SHORT PROBLEM → Present every line in which the string "name" appears.

━━ RECORDS SHOWN

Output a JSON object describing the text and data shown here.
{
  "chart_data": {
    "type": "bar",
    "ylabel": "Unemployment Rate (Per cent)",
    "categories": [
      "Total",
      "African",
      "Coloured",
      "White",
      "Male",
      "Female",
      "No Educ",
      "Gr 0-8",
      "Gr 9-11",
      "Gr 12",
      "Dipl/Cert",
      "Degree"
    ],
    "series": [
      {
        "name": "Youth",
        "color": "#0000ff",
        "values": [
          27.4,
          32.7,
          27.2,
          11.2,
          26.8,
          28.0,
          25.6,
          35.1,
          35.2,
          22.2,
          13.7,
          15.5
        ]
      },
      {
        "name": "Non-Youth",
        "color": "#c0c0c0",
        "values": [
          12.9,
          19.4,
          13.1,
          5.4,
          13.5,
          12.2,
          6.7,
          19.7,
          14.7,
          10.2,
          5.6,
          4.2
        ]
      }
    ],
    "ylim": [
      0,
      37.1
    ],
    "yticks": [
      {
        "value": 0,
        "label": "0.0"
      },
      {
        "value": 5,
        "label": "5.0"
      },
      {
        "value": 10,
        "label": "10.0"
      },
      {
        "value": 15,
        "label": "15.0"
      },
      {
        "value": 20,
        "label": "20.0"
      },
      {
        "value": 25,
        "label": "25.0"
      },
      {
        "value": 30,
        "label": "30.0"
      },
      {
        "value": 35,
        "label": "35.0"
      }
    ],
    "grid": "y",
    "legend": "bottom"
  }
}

━━━━
━━ RECORDS SHOWN

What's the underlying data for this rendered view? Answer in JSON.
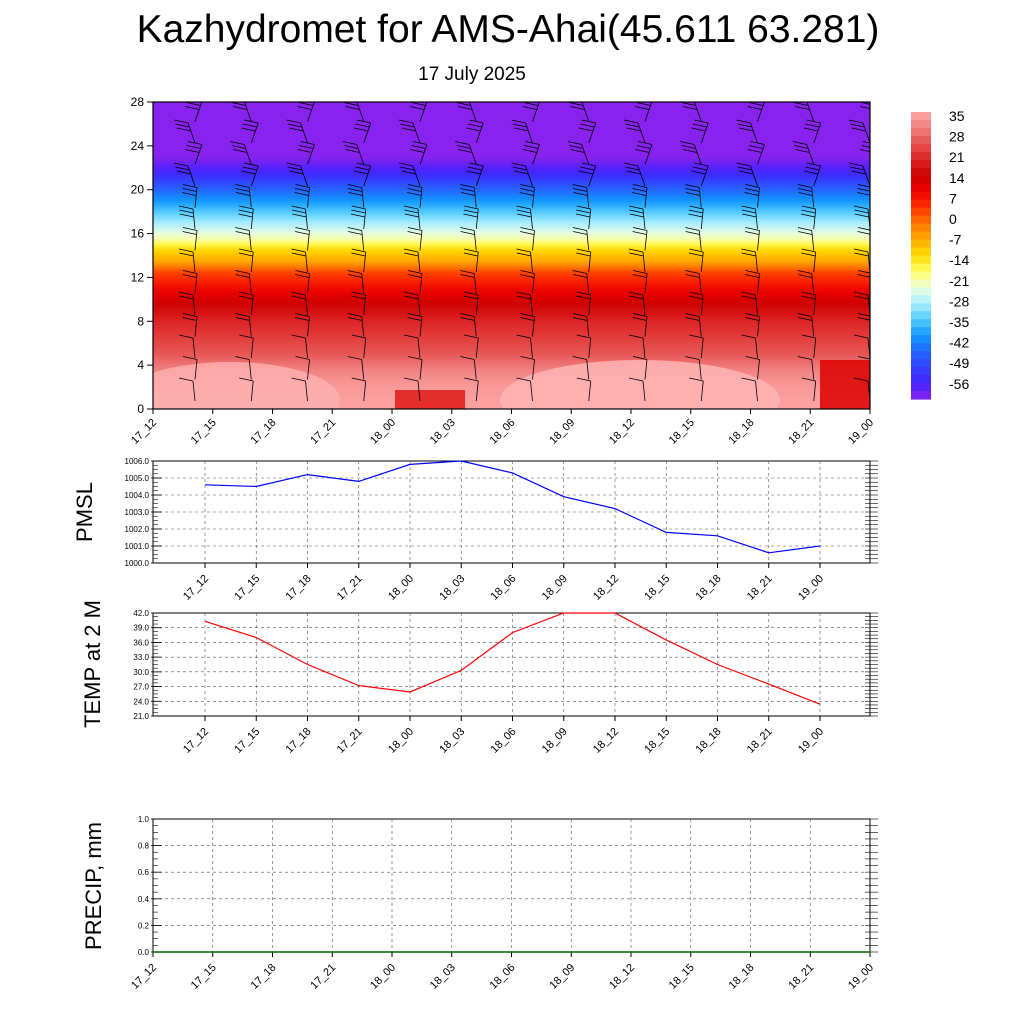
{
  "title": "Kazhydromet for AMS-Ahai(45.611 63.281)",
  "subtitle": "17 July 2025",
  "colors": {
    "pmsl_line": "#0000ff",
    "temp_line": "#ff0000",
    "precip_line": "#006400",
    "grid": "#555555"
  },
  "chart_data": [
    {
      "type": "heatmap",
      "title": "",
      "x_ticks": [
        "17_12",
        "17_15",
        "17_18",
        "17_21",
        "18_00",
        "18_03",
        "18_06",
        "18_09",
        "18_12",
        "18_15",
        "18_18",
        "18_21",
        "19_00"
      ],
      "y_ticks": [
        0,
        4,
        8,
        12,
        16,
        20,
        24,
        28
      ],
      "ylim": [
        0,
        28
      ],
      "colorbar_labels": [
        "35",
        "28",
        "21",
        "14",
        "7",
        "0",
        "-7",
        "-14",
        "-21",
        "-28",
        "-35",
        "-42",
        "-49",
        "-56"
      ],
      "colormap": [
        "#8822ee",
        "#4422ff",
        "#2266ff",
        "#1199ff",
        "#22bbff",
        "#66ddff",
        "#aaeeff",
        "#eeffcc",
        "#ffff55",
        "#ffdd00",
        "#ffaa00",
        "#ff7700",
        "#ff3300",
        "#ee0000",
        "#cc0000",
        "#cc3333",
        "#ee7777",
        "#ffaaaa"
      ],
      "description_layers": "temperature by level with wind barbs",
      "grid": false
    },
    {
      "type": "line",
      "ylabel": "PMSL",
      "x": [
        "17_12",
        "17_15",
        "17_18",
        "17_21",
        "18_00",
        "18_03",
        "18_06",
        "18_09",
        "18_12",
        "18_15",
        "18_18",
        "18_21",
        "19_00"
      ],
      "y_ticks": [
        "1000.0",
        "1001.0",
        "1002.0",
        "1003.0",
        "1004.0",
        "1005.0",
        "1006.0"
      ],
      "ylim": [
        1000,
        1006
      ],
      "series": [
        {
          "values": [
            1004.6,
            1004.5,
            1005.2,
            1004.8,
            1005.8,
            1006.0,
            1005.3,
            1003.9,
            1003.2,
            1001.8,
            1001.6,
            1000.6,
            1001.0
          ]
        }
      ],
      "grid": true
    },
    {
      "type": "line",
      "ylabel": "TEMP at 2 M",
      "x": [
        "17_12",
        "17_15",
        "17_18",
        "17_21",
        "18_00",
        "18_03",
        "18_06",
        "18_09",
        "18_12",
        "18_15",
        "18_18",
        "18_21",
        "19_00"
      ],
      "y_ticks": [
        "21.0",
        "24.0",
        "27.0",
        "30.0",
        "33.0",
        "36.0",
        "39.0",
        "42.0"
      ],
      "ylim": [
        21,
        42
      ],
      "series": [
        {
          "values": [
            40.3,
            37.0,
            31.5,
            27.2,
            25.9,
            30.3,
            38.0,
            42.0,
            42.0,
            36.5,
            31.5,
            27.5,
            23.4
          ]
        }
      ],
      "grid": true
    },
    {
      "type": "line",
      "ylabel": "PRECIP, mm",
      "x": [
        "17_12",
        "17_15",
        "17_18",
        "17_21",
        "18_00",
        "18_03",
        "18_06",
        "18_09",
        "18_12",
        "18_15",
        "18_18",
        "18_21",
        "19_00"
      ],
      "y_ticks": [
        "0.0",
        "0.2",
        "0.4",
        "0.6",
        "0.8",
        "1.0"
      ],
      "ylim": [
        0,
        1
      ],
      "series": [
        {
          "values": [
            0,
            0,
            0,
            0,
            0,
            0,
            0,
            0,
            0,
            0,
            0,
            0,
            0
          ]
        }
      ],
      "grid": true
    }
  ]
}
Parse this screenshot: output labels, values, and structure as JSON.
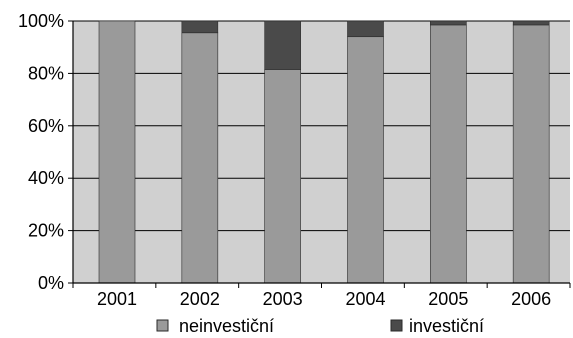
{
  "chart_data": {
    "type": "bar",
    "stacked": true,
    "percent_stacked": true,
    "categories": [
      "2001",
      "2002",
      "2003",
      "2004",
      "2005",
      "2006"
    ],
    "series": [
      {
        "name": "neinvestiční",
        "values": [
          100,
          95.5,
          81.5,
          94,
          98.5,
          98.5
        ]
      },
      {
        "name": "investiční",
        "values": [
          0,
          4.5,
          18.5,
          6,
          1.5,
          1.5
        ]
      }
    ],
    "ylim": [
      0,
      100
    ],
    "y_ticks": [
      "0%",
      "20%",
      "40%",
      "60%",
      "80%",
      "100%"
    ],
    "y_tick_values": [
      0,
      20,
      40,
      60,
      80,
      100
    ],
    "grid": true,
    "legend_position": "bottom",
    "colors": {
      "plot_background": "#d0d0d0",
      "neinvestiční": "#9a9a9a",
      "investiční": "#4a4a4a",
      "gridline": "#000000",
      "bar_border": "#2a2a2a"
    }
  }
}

━━━━

THE RESPONSE →
        "name": "Youth",
        "name": "Non-Youth",
        "name": "neinvestiční",
        "name": "investiční",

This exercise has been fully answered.